▶ _The exercise_: Exactly as given, repeat all of the entries.
━━━ Task material ━━━
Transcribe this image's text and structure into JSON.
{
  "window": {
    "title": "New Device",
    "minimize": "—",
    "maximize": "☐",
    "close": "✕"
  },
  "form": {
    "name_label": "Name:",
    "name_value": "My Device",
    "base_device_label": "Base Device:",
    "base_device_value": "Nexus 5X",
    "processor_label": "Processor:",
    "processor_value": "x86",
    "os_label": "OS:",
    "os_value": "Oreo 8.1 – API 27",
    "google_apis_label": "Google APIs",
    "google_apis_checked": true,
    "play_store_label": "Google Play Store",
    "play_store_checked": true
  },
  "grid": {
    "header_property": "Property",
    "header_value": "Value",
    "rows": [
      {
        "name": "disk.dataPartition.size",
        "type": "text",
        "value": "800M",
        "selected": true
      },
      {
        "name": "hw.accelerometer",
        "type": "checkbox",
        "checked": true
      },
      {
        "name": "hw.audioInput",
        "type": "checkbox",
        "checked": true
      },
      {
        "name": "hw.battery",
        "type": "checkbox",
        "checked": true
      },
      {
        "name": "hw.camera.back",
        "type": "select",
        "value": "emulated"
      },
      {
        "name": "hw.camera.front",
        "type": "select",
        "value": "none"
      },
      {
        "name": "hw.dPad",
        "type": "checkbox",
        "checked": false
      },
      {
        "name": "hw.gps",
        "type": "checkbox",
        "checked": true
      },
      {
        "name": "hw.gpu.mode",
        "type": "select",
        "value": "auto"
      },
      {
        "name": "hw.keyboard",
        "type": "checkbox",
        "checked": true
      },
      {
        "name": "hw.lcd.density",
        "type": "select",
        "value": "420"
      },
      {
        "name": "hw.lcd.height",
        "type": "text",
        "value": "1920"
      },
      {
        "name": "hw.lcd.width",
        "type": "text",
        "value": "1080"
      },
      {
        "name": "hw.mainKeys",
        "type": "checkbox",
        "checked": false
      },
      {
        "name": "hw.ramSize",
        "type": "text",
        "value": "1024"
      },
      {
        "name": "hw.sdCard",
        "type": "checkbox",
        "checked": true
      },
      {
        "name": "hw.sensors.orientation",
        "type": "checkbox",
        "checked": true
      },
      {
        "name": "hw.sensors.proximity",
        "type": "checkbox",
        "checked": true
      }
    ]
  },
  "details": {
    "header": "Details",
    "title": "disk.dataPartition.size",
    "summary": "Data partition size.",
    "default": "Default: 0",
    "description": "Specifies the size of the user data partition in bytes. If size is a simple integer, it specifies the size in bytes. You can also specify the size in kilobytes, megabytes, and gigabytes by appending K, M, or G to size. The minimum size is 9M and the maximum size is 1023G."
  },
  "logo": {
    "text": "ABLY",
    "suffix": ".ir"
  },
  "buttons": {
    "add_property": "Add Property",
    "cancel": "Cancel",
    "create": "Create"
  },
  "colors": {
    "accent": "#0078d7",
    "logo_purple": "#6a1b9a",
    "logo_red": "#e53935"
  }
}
━━━
▶ _In response_:
Transcribe this image's text and structure into JSON.
{
  "window": {
    "title": "New Device",
    "minimize": "—",
    "maximize": "☐",
    "close": "✕"
  },
  "form": {
    "name_label": "Name:",
    "name_value": "My Device",
    "base_device_label": "Base Device:",
    "base_device_value": "Nexus 5X",
    "processor_label": "Processor:",
    "processor_value": "x86",
    "os_label": "OS:",
    "os_value": "Oreo 8.1 – API 27",
    "google_apis_label": "Google APIs",
    "google_apis_checked": true,
    "play_store_label": "Google Play Store",
    "play_store_checked": true
  },
  "grid": {
    "header_property": "Property",
    "header_value": "Value",
    "rows": [
      {
        "name": "disk.dataPartition.size",
        "type": "text",
        "value": "800M",
        "selected": true
      },
      {
        "name": "hw.accelerometer",
        "type": "checkbox",
        "checked": true
      },
      {
        "name": "hw.audioInput",
        "type": "checkbox",
        "checked": true
      },
      {
        "name": "hw.battery",
        "type": "checkbox",
        "checked": true
      },
      {
        "name": "hw.camera.back",
        "type": "select",
        "value": "emulated"
      },
      {
        "name": "hw.camera.front",
        "type": "select",
        "value": "none"
      },
      {
        "name": "hw.dPad",
        "type": "checkbox",
        "checked": false
      },
      {
        "name": "hw.gps",
        "type": "checkbox",
        "checked": true
      },
      {
        "name": "hw.gpu.mode",
        "type": "select",
        "value": "auto"
      },
      {
        "name": "hw.keyboard",
        "type": "checkbox",
        "checked": true
      },
      {
        "name": "hw.lcd.density",
        "type": "select",
        "value": "420"
      },
      {
        "name": "hw.lcd.height",
        "type": "text",
        "value": "1920"
      },
      {
        "name": "hw.lcd.width",
        "type": "text",
        "value": "1080"
      },
      {
        "name": "hw.mainKeys",
        "type": "checkbox",
        "checked": false
      },
      {
        "name": "hw.ramSize",
        "type": "text",
        "value": "1024"
      },
      {
        "name": "hw.sdCard",
        "type": "checkbox",
        "checked": true
      },
      {
        "name": "hw.sensors.orientation",
        "type": "checkbox",
        "checked": true
      },
      {
        "name": "hw.sensors.proximity",
        "type": "checkbox",
        "checked": true
      }
    ]
  },
  "details": {
    "header": "Details",
    "title": "disk.dataPartition.size",
    "summary": "Data partition size.",
    "default": "Default: 0",
    "description": "Specifies the size of the user data partition in bytes. If size is a simple integer, it specifies the size in bytes. You can also specify the size in kilobytes, megabytes, and gigabytes by appending K, M, or G to size. The minimum size is 9M and the maximum size is 1023G."
  },
  "logo": {
    "text": "ABLY",
    "suffix": ".ir"
  },
  "buttons": {
    "add_property": "Add Property",
    "cancel": "Cancel",
    "create": "Create"
  },
  "colors": {
    "accent": "#0078d7",
    "logo_purple": "#6a1b9a",
    "logo_red": "#e53935"
  }
}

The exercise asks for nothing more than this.